» **THE REQUEST**
Omit the images. Copy each entry word for word.

---*---

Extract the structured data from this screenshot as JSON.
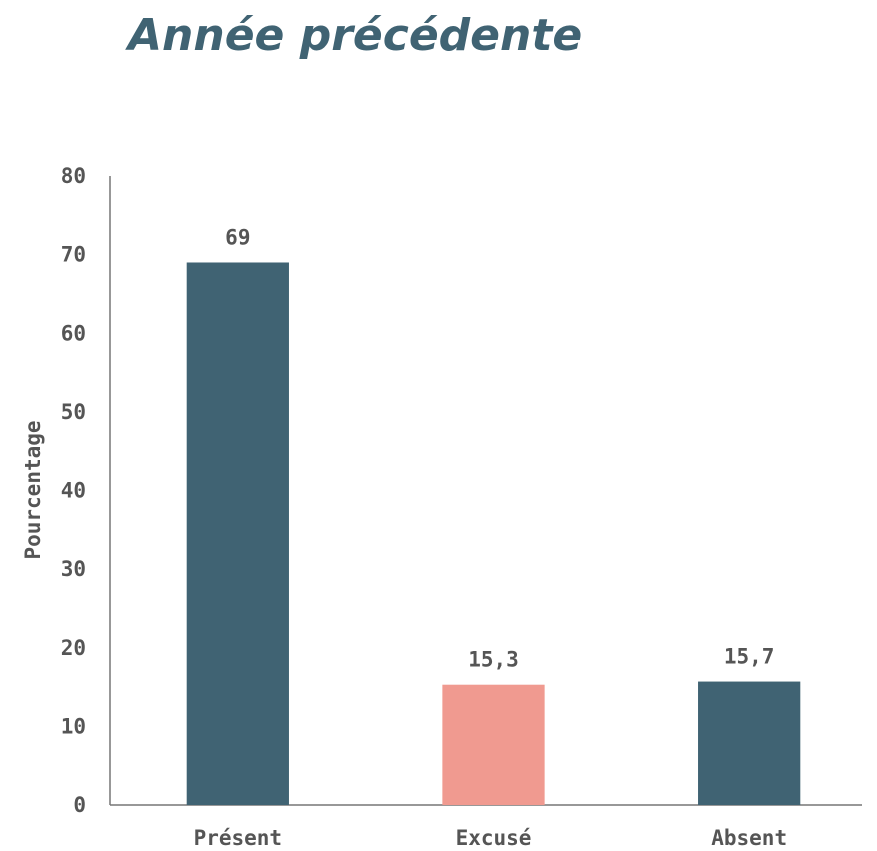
{
  "chart_data": {
    "type": "bar",
    "title": "Année précédente",
    "ylabel": "Pourcentage",
    "categories": [
      "Présent",
      "Excusé",
      "Absent"
    ],
    "values": [
      69,
      15.3,
      15.7
    ],
    "value_labels": [
      "69",
      "15,3",
      "15,7"
    ],
    "colors": [
      "#406373",
      "#f09a90",
      "#406373"
    ],
    "ylim": [
      0,
      80
    ],
    "yticks": [
      0,
      10,
      20,
      30,
      40,
      50,
      60,
      70,
      80
    ],
    "grid": false
  }
}
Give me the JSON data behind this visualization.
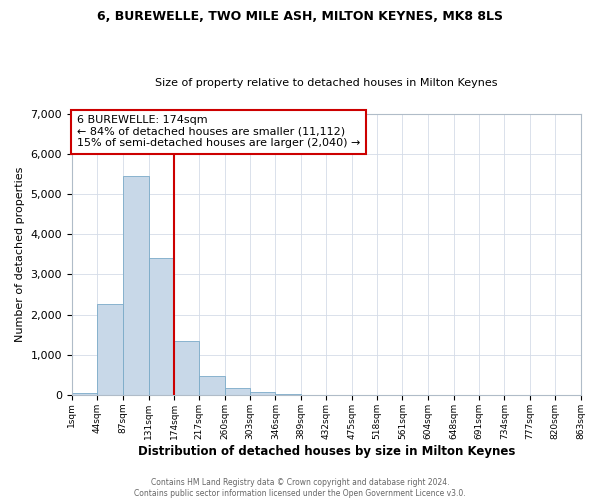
{
  "title": "6, BUREWELLE, TWO MILE ASH, MILTON KEYNES, MK8 8LS",
  "subtitle": "Size of property relative to detached houses in Milton Keynes",
  "xlabel": "Distribution of detached houses by size in Milton Keynes",
  "ylabel": "Number of detached properties",
  "bar_color": "#c8d8e8",
  "bar_edge_color": "#7aaac8",
  "vline_x": 174,
  "vline_color": "#cc0000",
  "bin_edges": [
    1,
    44,
    87,
    131,
    174,
    217,
    260,
    303,
    346,
    389,
    432,
    475,
    518,
    561,
    604,
    648,
    691,
    734,
    777,
    820,
    863
  ],
  "bar_heights": [
    50,
    2270,
    5450,
    3420,
    1350,
    460,
    175,
    75,
    30,
    0,
    0,
    0,
    0,
    0,
    0,
    0,
    0,
    0,
    0,
    0
  ],
  "ylim": [
    0,
    7000
  ],
  "yticks": [
    0,
    1000,
    2000,
    3000,
    4000,
    5000,
    6000,
    7000
  ],
  "annotation_title": "6 BUREWELLE: 174sqm",
  "annotation_line1": "← 84% of detached houses are smaller (11,112)",
  "annotation_line2": "15% of semi-detached houses are larger (2,040) →",
  "annotation_box_color": "#ffffff",
  "annotation_box_edge": "#cc0000",
  "footer_line1": "Contains HM Land Registry data © Crown copyright and database right 2024.",
  "footer_line2": "Contains public sector information licensed under the Open Government Licence v3.0.",
  "tick_labels": [
    "1sqm",
    "44sqm",
    "87sqm",
    "131sqm",
    "174sqm",
    "217sqm",
    "260sqm",
    "303sqm",
    "346sqm",
    "389sqm",
    "432sqm",
    "475sqm",
    "518sqm",
    "561sqm",
    "604sqm",
    "648sqm",
    "691sqm",
    "734sqm",
    "777sqm",
    "820sqm",
    "863sqm"
  ]
}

---*---

» **ANSWER TO THE TASK**
Extract the structured data from this screenshot as JSON.
{
  "chart_data": {
    "type": "bar",
    "title": "Année précédente",
    "ylabel": "Pourcentage",
    "categories": [
      "Présent",
      "Excusé",
      "Absent"
    ],
    "values": [
      69,
      15.3,
      15.7
    ],
    "value_labels": [
      "69",
      "15,3",
      "15,7"
    ],
    "colors": [
      "#406373",
      "#f09a90",
      "#406373"
    ],
    "ylim": [
      0,
      80
    ],
    "yticks": [
      0,
      10,
      20,
      30,
      40,
      50,
      60,
      70,
      80
    ],
    "grid": false
  }
}
Give me the JSON data behind this visualization.
{
  "title": "6, BUREWELLE, TWO MILE ASH, MILTON KEYNES, MK8 8LS",
  "subtitle": "Size of property relative to detached houses in Milton Keynes",
  "xlabel": "Distribution of detached houses by size in Milton Keynes",
  "ylabel": "Number of detached properties",
  "bar_color": "#c8d8e8",
  "bar_edge_color": "#7aaac8",
  "vline_x": 174,
  "vline_color": "#cc0000",
  "bin_edges": [
    1,
    44,
    87,
    131,
    174,
    217,
    260,
    303,
    346,
    389,
    432,
    475,
    518,
    561,
    604,
    648,
    691,
    734,
    777,
    820,
    863
  ],
  "bar_heights": [
    50,
    2270,
    5450,
    3420,
    1350,
    460,
    175,
    75,
    30,
    0,
    0,
    0,
    0,
    0,
    0,
    0,
    0,
    0,
    0,
    0
  ],
  "ylim": [
    0,
    7000
  ],
  "yticks": [
    0,
    1000,
    2000,
    3000,
    4000,
    5000,
    6000,
    7000
  ],
  "annotation_title": "6 BUREWELLE: 174sqm",
  "annotation_line1": "← 84% of detached houses are smaller (11,112)",
  "annotation_line2": "15% of semi-detached houses are larger (2,040) →",
  "annotation_box_color": "#ffffff",
  "annotation_box_edge": "#cc0000",
  "footer_line1": "Contains HM Land Registry data © Crown copyright and database right 2024.",
  "footer_line2": "Contains public sector information licensed under the Open Government Licence v3.0.",
  "tick_labels": [
    "1sqm",
    "44sqm",
    "87sqm",
    "131sqm",
    "174sqm",
    "217sqm",
    "260sqm",
    "303sqm",
    "346sqm",
    "389sqm",
    "432sqm",
    "475sqm",
    "518sqm",
    "561sqm",
    "604sqm",
    "648sqm",
    "691sqm",
    "734sqm",
    "777sqm",
    "820sqm",
    "863sqm"
  ]
}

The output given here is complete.